- Goal of the exercise
Everything in the listing should be restated word for word.

- Records for this exercise
▬▬▬▬▬▬▬▬▬▬

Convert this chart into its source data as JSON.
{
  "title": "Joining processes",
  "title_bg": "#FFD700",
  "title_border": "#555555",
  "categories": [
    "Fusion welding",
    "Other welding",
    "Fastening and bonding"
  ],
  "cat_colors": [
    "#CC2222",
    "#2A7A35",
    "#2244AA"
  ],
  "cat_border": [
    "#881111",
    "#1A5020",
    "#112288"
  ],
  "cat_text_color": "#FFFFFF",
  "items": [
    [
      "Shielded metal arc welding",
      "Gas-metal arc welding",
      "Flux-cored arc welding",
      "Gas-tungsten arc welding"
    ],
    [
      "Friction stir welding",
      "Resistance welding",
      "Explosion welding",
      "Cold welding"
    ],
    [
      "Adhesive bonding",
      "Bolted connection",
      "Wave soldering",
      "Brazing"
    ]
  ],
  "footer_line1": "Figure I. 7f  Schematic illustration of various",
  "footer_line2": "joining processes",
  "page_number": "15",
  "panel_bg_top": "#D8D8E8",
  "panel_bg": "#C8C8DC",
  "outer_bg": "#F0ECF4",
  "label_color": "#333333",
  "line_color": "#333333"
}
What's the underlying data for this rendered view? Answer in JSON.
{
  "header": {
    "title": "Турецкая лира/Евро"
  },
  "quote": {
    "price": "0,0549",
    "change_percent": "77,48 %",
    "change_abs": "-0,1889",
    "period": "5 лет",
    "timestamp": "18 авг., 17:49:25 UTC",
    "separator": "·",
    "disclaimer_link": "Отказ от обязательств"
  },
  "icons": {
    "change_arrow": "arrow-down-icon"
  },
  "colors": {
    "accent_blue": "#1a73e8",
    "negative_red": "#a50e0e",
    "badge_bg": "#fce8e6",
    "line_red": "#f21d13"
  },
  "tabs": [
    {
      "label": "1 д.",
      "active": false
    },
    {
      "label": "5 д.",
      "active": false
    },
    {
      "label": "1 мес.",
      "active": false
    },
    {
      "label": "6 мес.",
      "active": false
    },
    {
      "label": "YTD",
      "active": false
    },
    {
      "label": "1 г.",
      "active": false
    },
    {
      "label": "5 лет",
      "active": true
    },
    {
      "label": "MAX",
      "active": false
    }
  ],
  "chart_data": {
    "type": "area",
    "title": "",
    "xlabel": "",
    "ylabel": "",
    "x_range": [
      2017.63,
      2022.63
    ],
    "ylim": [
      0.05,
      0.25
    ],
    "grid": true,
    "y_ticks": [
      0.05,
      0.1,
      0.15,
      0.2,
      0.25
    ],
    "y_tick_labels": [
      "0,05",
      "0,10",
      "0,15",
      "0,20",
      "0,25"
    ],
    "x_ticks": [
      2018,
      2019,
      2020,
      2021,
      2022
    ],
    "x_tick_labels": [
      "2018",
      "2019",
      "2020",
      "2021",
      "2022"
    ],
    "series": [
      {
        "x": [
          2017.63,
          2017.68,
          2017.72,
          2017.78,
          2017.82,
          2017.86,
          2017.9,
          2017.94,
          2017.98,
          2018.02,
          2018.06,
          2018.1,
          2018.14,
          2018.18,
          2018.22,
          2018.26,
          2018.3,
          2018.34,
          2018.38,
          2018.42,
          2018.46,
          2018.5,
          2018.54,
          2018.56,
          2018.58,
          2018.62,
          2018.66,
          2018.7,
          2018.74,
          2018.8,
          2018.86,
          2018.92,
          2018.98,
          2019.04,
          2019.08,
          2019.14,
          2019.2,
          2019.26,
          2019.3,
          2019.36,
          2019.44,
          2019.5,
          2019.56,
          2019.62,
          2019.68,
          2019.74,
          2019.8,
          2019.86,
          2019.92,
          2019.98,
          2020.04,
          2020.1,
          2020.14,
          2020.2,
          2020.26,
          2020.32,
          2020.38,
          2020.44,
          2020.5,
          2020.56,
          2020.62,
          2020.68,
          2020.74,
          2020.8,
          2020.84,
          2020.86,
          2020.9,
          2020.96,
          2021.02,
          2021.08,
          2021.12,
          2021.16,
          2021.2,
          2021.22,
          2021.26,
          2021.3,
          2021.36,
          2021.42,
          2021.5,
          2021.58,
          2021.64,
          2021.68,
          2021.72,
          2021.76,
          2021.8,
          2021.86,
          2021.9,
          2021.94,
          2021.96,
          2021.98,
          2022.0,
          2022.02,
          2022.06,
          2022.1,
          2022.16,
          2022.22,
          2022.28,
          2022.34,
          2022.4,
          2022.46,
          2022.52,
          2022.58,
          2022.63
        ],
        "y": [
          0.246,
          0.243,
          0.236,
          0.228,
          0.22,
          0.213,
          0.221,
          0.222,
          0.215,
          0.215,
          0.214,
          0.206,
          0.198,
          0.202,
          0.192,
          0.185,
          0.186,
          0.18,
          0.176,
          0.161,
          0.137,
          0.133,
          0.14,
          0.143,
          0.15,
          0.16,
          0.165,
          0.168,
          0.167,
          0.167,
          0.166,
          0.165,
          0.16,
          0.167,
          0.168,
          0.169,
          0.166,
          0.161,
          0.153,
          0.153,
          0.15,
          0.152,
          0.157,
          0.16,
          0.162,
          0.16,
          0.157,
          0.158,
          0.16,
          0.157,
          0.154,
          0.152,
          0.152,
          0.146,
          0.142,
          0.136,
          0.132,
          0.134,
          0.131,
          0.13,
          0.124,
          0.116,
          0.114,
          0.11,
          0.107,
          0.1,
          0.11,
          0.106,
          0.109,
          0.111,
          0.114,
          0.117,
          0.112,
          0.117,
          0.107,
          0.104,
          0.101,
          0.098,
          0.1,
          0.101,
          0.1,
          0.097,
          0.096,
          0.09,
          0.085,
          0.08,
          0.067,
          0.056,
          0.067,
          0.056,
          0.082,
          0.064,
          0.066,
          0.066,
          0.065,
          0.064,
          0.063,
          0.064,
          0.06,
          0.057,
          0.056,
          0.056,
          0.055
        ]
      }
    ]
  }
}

▬▬▬▬▬▬▬▬▬▬

- Answer
Convert this chart into its source data as JSON.
{
  "title": "Joining processes",
  "title_bg": "#FFD700",
  "title_border": "#555555",
  "categories": [
    "Fusion welding",
    "Other welding",
    "Fastening and bonding"
  ],
  "cat_colors": [
    "#CC2222",
    "#2A7A35",
    "#2244AA"
  ],
  "cat_border": [
    "#881111",
    "#1A5020",
    "#112288"
  ],
  "cat_text_color": "#FFFFFF",
  "items": [
    [
      "Shielded metal arc welding",
      "Gas-metal arc welding",
      "Flux-cored arc welding",
      "Gas-tungsten arc welding"
    ],
    [
      "Friction stir welding",
      "Resistance welding",
      "Explosion welding",
      "Cold welding"
    ],
    [
      "Adhesive bonding",
      "Bolted connection",
      "Wave soldering",
      "Brazing"
    ]
  ],
  "footer_line1": "Figure I. 7f  Schematic illustration of various",
  "footer_line2": "joining processes",
  "page_number": "15",
  "panel_bg_top": "#D8D8E8",
  "panel_bg": "#C8C8DC",
  "outer_bg": "#F0ECF4",
  "label_color": "#333333",
  "line_color": "#333333"
}
What's the underlying data for this rendered view? Answer in JSON.
{
  "header": {
    "title": "Турецкая лира/Евро"
  },
  "quote": {
    "price": "0,0549",
    "change_percent": "77,48 %",
    "change_abs": "-0,1889",
    "period": "5 лет",
    "timestamp": "18 авг., 17:49:25 UTC",
    "separator": "·",
    "disclaimer_link": "Отказ от обязательств"
  },
  "icons": {
    "change_arrow": "arrow-down-icon"
  },
  "colors": {
    "accent_blue": "#1a73e8",
    "negative_red": "#a50e0e",
    "badge_bg": "#fce8e6",
    "line_red": "#f21d13"
  },
  "tabs": [
    {
      "label": "1 д.",
      "active": false
    },
    {
      "label": "5 д.",
      "active": false
    },
    {
      "label": "1 мес.",
      "active": false
    },
    {
      "label": "6 мес.",
      "active": false
    },
    {
      "label": "YTD",
      "active": false
    },
    {
      "label": "1 г.",
      "active": false
    },
    {
      "label": "5 лет",
      "active": true
    },
    {
      "label": "MAX",
      "active": false
    }
  ],
  "chart_data": {
    "type": "area",
    "title": "",
    "xlabel": "",
    "ylabel": "",
    "x_range": [
      2017.63,
      2022.63
    ],
    "ylim": [
      0.05,
      0.25
    ],
    "grid": true,
    "y_ticks": [
      0.05,
      0.1,
      0.15,
      0.2,
      0.25
    ],
    "y_tick_labels": [
      "0,05",
      "0,10",
      "0,15",
      "0,20",
      "0,25"
    ],
    "x_ticks": [
      2018,
      2019,
      2020,
      2021,
      2022
    ],
    "x_tick_labels": [
      "2018",
      "2019",
      "2020",
      "2021",
      "2022"
    ],
    "series": [
      {
        "x": [
          2017.63,
          2017.68,
          2017.72,
          2017.78,
          2017.82,
          2017.86,
          2017.9,
          2017.94,
          2017.98,
          2018.02,
          2018.06,
          2018.1,
          2018.14,
          2018.18,
          2018.22,
          2018.26,
          2018.3,
          2018.34,
          2018.38,
          2018.42,
          2018.46,
          2018.5,
          2018.54,
          2018.56,
          2018.58,
          2018.62,
          2018.66,
          2018.7,
          2018.74,
          2018.8,
          2018.86,
          2018.92,
          2018.98,
          2019.04,
          2019.08,
          2019.14,
          2019.2,
          2019.26,
          2019.3,
          2019.36,
          2019.44,
          2019.5,
          2019.56,
          2019.62,
          2019.68,
          2019.74,
          2019.8,
          2019.86,
          2019.92,
          2019.98,
          2020.04,
          2020.1,
          2020.14,
          2020.2,
          2020.26,
          2020.32,
          2020.38,
          2020.44,
          2020.5,
          2020.56,
          2020.62,
          2020.68,
          2020.74,
          2020.8,
          2020.84,
          2020.86,
          2020.9,
          2020.96,
          2021.02,
          2021.08,
          2021.12,
          2021.16,
          2021.2,
          2021.22,
          2021.26,
          2021.3,
          2021.36,
          2021.42,
          2021.5,
          2021.58,
          2021.64,
          2021.68,
          2021.72,
          2021.76,
          2021.8,
          2021.86,
          2021.9,
          2021.94,
          2021.96,
          2021.98,
          2022.0,
          2022.02,
          2022.06,
          2022.1,
          2022.16,
          2022.22,
          2022.28,
          2022.34,
          2022.4,
          2022.46,
          2022.52,
          2022.58,
          2022.63
        ],
        "y": [
          0.246,
          0.243,
          0.236,
          0.228,
          0.22,
          0.213,
          0.221,
          0.222,
          0.215,
          0.215,
          0.214,
          0.206,
          0.198,
          0.202,
          0.192,
          0.185,
          0.186,
          0.18,
          0.176,
          0.161,
          0.137,
          0.133,
          0.14,
          0.143,
          0.15,
          0.16,
          0.165,
          0.168,
          0.167,
          0.167,
          0.166,
          0.165,
          0.16,
          0.167,
          0.168,
          0.169,
          0.166,
          0.161,
          0.153,
          0.153,
          0.15,
          0.152,
          0.157,
          0.16,
          0.162,
          0.16,
          0.157,
          0.158,
          0.16,
          0.157,
          0.154,
          0.152,
          0.152,
          0.146,
          0.142,
          0.136,
          0.132,
          0.134,
          0.131,
          0.13,
          0.124,
          0.116,
          0.114,
          0.11,
          0.107,
          0.1,
          0.11,
          0.106,
          0.109,
          0.111,
          0.114,
          0.117,
          0.112,
          0.117,
          0.107,
          0.104,
          0.101,
          0.098,
          0.1,
          0.101,
          0.1,
          0.097,
          0.096,
          0.09,
          0.085,
          0.08,
          0.067,
          0.056,
          0.067,
          0.056,
          0.082,
          0.064,
          0.066,
          0.066,
          0.065,
          0.064,
          0.063,
          0.064,
          0.06,
          0.057,
          0.056,
          0.056,
          0.055
        ]
      }
    ]
  }
}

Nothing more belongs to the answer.